-- EXERCISE OBJECTIVE --
Go through the material and write it all out exactly, minus the pictures.

>> Start PROVIDED ENTRIES

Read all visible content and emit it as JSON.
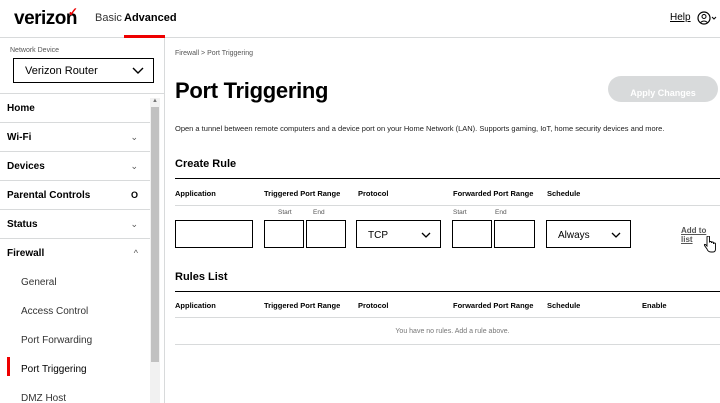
{
  "header": {
    "logo": "verizon",
    "tabs": [
      "Basic",
      "Advanced"
    ],
    "help": "Help",
    "user_icon": "user-circle-icon"
  },
  "sidebar": {
    "network_device_label": "Network Device",
    "device_value": "Verizon Router",
    "menu": [
      {
        "label": "Home",
        "indicator": ""
      },
      {
        "label": "Wi-Fi",
        "indicator": "⌄"
      },
      {
        "label": "Devices",
        "indicator": "⌄"
      },
      {
        "label": "Parental Controls",
        "indicator": "O"
      },
      {
        "label": "Status",
        "indicator": "⌄"
      },
      {
        "label": "Firewall",
        "indicator": "^"
      }
    ],
    "submenu": [
      "General",
      "Access Control",
      "Port Forwarding",
      "Port Triggering",
      "DMZ Host"
    ],
    "active_submenu": "Port Triggering"
  },
  "main": {
    "breadcrumb": "Firewall  >  Port Triggering",
    "title": "Port Triggering",
    "apply_button": "Apply Changes",
    "description": "Open a tunnel between remote computers and a device port on your Home Network (LAN). Supports gaming, IoT, home security devices and more.",
    "create_rule": {
      "title": "Create Rule",
      "columns": [
        "Application",
        "Triggered Port Range",
        "Protocol",
        "Forwarded Port Range",
        "Schedule"
      ],
      "start_label": "Start",
      "end_label": "End",
      "protocol_value": "TCP",
      "schedule_value": "Always",
      "add_link": "Add to list"
    },
    "rules_list": {
      "title": "Rules List",
      "columns": [
        "Application",
        "Triggered Port Range",
        "Protocol",
        "Forwarded Port Range",
        "Schedule",
        "Enable"
      ],
      "empty_message": "You have no rules. Add a rule above."
    }
  },
  "colors": {
    "brand_red": "#ee0000",
    "border_gray": "#d8dadb",
    "disabled_button": "#d8dadb"
  }
}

>> End PROVIDED ENTRIES

-- FINAL RESULT --
Read all visible content and emit it as JSON.
{
  "header": {
    "logo": "verizon",
    "tabs": [
      "Basic",
      "Advanced"
    ],
    "help": "Help",
    "user_icon": "user-circle-icon"
  },
  "sidebar": {
    "network_device_label": "Network Device",
    "device_value": "Verizon Router",
    "menu": [
      {
        "label": "Home",
        "indicator": ""
      },
      {
        "label": "Wi-Fi",
        "indicator": "⌄"
      },
      {
        "label": "Devices",
        "indicator": "⌄"
      },
      {
        "label": "Parental Controls",
        "indicator": "O"
      },
      {
        "label": "Status",
        "indicator": "⌄"
      },
      {
        "label": "Firewall",
        "indicator": "^"
      }
    ],
    "submenu": [
      "General",
      "Access Control",
      "Port Forwarding",
      "Port Triggering",
      "DMZ Host"
    ],
    "active_submenu": "Port Triggering"
  },
  "main": {
    "breadcrumb": "Firewall  >  Port Triggering",
    "title": "Port Triggering",
    "apply_button": "Apply Changes",
    "description": "Open a tunnel between remote computers and a device port on your Home Network (LAN). Supports gaming, IoT, home security devices and more.",
    "create_rule": {
      "title": "Create Rule",
      "columns": [
        "Application",
        "Triggered Port Range",
        "Protocol",
        "Forwarded Port Range",
        "Schedule"
      ],
      "start_label": "Start",
      "end_label": "End",
      "protocol_value": "TCP",
      "schedule_value": "Always",
      "add_link": "Add to list"
    },
    "rules_list": {
      "title": "Rules List",
      "columns": [
        "Application",
        "Triggered Port Range",
        "Protocol",
        "Forwarded Port Range",
        "Schedule",
        "Enable"
      ],
      "empty_message": "You have no rules. Add a rule above."
    }
  },
  "colors": {
    "brand_red": "#ee0000",
    "border_gray": "#d8dadb",
    "disabled_button": "#d8dadb"
  }
}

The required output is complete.